----- Extracted data -----

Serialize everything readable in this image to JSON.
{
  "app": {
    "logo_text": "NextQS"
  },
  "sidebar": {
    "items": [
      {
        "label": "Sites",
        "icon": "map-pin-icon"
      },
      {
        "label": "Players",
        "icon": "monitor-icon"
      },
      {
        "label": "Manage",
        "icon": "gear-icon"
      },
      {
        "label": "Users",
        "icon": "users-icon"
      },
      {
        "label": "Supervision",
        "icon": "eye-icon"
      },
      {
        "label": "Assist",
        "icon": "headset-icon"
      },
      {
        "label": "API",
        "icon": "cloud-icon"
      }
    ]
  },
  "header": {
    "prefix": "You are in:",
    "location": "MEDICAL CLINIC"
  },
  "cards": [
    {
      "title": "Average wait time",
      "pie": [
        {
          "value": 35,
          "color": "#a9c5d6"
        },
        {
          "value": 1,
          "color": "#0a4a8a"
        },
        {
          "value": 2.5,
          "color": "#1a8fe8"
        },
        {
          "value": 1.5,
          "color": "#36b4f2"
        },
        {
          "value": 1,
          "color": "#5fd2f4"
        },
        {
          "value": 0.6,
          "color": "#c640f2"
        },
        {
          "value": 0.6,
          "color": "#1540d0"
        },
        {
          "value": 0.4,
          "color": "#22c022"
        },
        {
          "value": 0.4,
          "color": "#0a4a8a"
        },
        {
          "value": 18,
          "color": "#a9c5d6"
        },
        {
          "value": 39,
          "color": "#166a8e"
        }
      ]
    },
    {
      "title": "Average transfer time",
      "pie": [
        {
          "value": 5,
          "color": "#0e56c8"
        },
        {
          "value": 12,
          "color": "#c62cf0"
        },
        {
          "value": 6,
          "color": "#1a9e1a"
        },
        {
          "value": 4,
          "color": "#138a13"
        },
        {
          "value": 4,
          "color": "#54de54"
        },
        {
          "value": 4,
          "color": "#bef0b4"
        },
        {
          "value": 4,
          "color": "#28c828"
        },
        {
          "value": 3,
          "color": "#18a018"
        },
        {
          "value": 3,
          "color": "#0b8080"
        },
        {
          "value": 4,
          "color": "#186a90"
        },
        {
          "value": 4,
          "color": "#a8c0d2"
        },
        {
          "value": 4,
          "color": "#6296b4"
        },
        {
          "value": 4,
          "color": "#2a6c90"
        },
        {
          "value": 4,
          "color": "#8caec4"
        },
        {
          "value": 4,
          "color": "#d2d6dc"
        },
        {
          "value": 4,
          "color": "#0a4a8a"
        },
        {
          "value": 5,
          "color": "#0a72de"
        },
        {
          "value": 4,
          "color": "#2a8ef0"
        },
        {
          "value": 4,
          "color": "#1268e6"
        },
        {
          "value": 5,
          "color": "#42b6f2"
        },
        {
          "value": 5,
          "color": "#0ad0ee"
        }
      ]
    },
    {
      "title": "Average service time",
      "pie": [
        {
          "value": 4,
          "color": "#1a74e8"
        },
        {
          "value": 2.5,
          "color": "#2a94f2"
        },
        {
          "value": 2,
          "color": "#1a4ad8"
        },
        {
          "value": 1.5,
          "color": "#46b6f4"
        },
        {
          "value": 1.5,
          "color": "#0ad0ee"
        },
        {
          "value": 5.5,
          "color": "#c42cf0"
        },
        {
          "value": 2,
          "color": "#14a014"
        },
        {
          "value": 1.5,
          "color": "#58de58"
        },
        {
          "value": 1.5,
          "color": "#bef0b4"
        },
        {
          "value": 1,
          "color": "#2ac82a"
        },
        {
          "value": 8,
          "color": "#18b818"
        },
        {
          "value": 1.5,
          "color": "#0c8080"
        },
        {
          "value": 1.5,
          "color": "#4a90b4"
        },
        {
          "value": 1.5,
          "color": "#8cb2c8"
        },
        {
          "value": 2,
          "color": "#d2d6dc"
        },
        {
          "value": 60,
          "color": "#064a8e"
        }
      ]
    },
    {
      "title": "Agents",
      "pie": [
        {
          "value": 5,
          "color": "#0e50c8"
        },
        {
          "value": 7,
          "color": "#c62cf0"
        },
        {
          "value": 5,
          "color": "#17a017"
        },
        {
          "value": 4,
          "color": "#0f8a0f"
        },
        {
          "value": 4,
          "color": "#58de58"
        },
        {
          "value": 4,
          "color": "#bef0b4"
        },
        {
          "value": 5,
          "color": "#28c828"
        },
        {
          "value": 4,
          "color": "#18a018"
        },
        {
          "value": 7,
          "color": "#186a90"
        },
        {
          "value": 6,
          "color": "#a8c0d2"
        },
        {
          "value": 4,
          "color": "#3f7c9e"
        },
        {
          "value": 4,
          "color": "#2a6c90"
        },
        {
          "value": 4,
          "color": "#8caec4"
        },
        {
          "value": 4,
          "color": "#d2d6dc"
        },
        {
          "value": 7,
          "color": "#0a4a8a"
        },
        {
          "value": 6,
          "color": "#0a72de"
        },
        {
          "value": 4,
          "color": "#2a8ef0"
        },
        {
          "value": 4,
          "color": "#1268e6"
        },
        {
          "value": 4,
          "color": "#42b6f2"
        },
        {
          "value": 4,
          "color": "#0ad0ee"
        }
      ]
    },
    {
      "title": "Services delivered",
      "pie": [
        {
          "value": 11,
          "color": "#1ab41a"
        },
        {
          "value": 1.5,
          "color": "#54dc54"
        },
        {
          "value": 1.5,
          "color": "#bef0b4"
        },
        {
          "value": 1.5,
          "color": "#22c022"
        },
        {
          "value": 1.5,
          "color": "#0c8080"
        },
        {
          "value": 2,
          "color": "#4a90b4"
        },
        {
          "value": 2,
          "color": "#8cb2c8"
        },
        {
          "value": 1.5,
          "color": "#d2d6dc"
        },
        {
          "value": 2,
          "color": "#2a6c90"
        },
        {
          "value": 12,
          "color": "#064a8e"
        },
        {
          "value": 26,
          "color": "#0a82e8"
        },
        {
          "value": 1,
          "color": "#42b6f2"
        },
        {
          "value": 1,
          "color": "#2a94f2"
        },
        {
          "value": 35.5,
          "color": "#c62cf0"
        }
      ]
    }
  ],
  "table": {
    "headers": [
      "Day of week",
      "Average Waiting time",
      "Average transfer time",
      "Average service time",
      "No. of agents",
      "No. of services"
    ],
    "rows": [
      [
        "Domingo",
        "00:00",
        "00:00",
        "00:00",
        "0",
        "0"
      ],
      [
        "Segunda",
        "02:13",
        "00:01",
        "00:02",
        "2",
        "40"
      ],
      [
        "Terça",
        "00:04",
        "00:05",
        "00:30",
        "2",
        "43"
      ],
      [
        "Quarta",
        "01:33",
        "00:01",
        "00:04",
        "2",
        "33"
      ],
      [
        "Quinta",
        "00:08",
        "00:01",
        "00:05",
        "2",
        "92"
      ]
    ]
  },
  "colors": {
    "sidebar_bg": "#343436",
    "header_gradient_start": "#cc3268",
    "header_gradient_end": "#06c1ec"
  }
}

-----

> Instructions to follow
Exactly as shown above, return every record.

> Final result
Serialize everything readable in this image to JSON.
{
  "app": {
    "logo_text": "NextQS"
  },
  "sidebar": {
    "items": [
      {
        "label": "Sites",
        "icon": "map-pin-icon"
      },
      {
        "label": "Players",
        "icon": "monitor-icon"
      },
      {
        "label": "Manage",
        "icon": "gear-icon"
      },
      {
        "label": "Users",
        "icon": "users-icon"
      },
      {
        "label": "Supervision",
        "icon": "eye-icon"
      },
      {
        "label": "Assist",
        "icon": "headset-icon"
      },
      {
        "label": "API",
        "icon": "cloud-icon"
      }
    ]
  },
  "header": {
    "prefix": "You are in:",
    "location": "MEDICAL CLINIC"
  },
  "cards": [
    {
      "title": "Average wait time",
      "pie": [
        {
          "value": 35,
          "color": "#a9c5d6"
        },
        {
          "value": 1,
          "color": "#0a4a8a"
        },
        {
          "value": 2.5,
          "color": "#1a8fe8"
        },
        {
          "value": 1.5,
          "color": "#36b4f2"
        },
        {
          "value": 1,
          "color": "#5fd2f4"
        },
        {
          "value": 0.6,
          "color": "#c640f2"
        },
        {
          "value": 0.6,
          "color": "#1540d0"
        },
        {
          "value": 0.4,
          "color": "#22c022"
        },
        {
          "value": 0.4,
          "color": "#0a4a8a"
        },
        {
          "value": 18,
          "color": "#a9c5d6"
        },
        {
          "value": 39,
          "color": "#166a8e"
        }
      ]
    },
    {
      "title": "Average transfer time",
      "pie": [
        {
          "value": 5,
          "color": "#0e56c8"
        },
        {
          "value": 12,
          "color": "#c62cf0"
        },
        {
          "value": 6,
          "color": "#1a9e1a"
        },
        {
          "value": 4,
          "color": "#138a13"
        },
        {
          "value": 4,
          "color": "#54de54"
        },
        {
          "value": 4,
          "color": "#bef0b4"
        },
        {
          "value": 4,
          "color": "#28c828"
        },
        {
          "value": 3,
          "color": "#18a018"
        },
        {
          "value": 3,
          "color": "#0b8080"
        },
        {
          "value": 4,
          "color": "#186a90"
        },
        {
          "value": 4,
          "color": "#a8c0d2"
        },
        {
          "value": 4,
          "color": "#6296b4"
        },
        {
          "value": 4,
          "color": "#2a6c90"
        },
        {
          "value": 4,
          "color": "#8caec4"
        },
        {
          "value": 4,
          "color": "#d2d6dc"
        },
        {
          "value": 4,
          "color": "#0a4a8a"
        },
        {
          "value": 5,
          "color": "#0a72de"
        },
        {
          "value": 4,
          "color": "#2a8ef0"
        },
        {
          "value": 4,
          "color": "#1268e6"
        },
        {
          "value": 5,
          "color": "#42b6f2"
        },
        {
          "value": 5,
          "color": "#0ad0ee"
        }
      ]
    },
    {
      "title": "Average service time",
      "pie": [
        {
          "value": 4,
          "color": "#1a74e8"
        },
        {
          "value": 2.5,
          "color": "#2a94f2"
        },
        {
          "value": 2,
          "color": "#1a4ad8"
        },
        {
          "value": 1.5,
          "color": "#46b6f4"
        },
        {
          "value": 1.5,
          "color": "#0ad0ee"
        },
        {
          "value": 5.5,
          "color": "#c42cf0"
        },
        {
          "value": 2,
          "color": "#14a014"
        },
        {
          "value": 1.5,
          "color": "#58de58"
        },
        {
          "value": 1.5,
          "color": "#bef0b4"
        },
        {
          "value": 1,
          "color": "#2ac82a"
        },
        {
          "value": 8,
          "color": "#18b818"
        },
        {
          "value": 1.5,
          "color": "#0c8080"
        },
        {
          "value": 1.5,
          "color": "#4a90b4"
        },
        {
          "value": 1.5,
          "color": "#8cb2c8"
        },
        {
          "value": 2,
          "color": "#d2d6dc"
        },
        {
          "value": 60,
          "color": "#064a8e"
        }
      ]
    },
    {
      "title": "Agents",
      "pie": [
        {
          "value": 5,
          "color": "#0e50c8"
        },
        {
          "value": 7,
          "color": "#c62cf0"
        },
        {
          "value": 5,
          "color": "#17a017"
        },
        {
          "value": 4,
          "color": "#0f8a0f"
        },
        {
          "value": 4,
          "color": "#58de58"
        },
        {
          "value": 4,
          "color": "#bef0b4"
        },
        {
          "value": 5,
          "color": "#28c828"
        },
        {
          "value": 4,
          "color": "#18a018"
        },
        {
          "value": 7,
          "color": "#186a90"
        },
        {
          "value": 6,
          "color": "#a8c0d2"
        },
        {
          "value": 4,
          "color": "#3f7c9e"
        },
        {
          "value": 4,
          "color": "#2a6c90"
        },
        {
          "value": 4,
          "color": "#8caec4"
        },
        {
          "value": 4,
          "color": "#d2d6dc"
        },
        {
          "value": 7,
          "color": "#0a4a8a"
        },
        {
          "value": 6,
          "color": "#0a72de"
        },
        {
          "value": 4,
          "color": "#2a8ef0"
        },
        {
          "value": 4,
          "color": "#1268e6"
        },
        {
          "value": 4,
          "color": "#42b6f2"
        },
        {
          "value": 4,
          "color": "#0ad0ee"
        }
      ]
    },
    {
      "title": "Services delivered",
      "pie": [
        {
          "value": 11,
          "color": "#1ab41a"
        },
        {
          "value": 1.5,
          "color": "#54dc54"
        },
        {
          "value": 1.5,
          "color": "#bef0b4"
        },
        {
          "value": 1.5,
          "color": "#22c022"
        },
        {
          "value": 1.5,
          "color": "#0c8080"
        },
        {
          "value": 2,
          "color": "#4a90b4"
        },
        {
          "value": 2,
          "color": "#8cb2c8"
        },
        {
          "value": 1.5,
          "color": "#d2d6dc"
        },
        {
          "value": 2,
          "color": "#2a6c90"
        },
        {
          "value": 12,
          "color": "#064a8e"
        },
        {
          "value": 26,
          "color": "#0a82e8"
        },
        {
          "value": 1,
          "color": "#42b6f2"
        },
        {
          "value": 1,
          "color": "#2a94f2"
        },
        {
          "value": 35.5,
          "color": "#c62cf0"
        }
      ]
    }
  ],
  "table": {
    "headers": [
      "Day of week",
      "Average Waiting time",
      "Average transfer time",
      "Average service time",
      "No. of agents",
      "No. of services"
    ],
    "rows": [
      [
        "Domingo",
        "00:00",
        "00:00",
        "00:00",
        "0",
        "0"
      ],
      [
        "Segunda",
        "02:13",
        "00:01",
        "00:02",
        "2",
        "40"
      ],
      [
        "Terça",
        "00:04",
        "00:05",
        "00:30",
        "2",
        "43"
      ],
      [
        "Quarta",
        "01:33",
        "00:01",
        "00:04",
        "2",
        "33"
      ],
      [
        "Quinta",
        "00:08",
        "00:01",
        "00:05",
        "2",
        "92"
      ]
    ]
  },
  "colors": {
    "sidebar_bg": "#343436",
    "header_gradient_start": "#cc3268",
    "header_gradient_end": "#06c1ec"
  }
}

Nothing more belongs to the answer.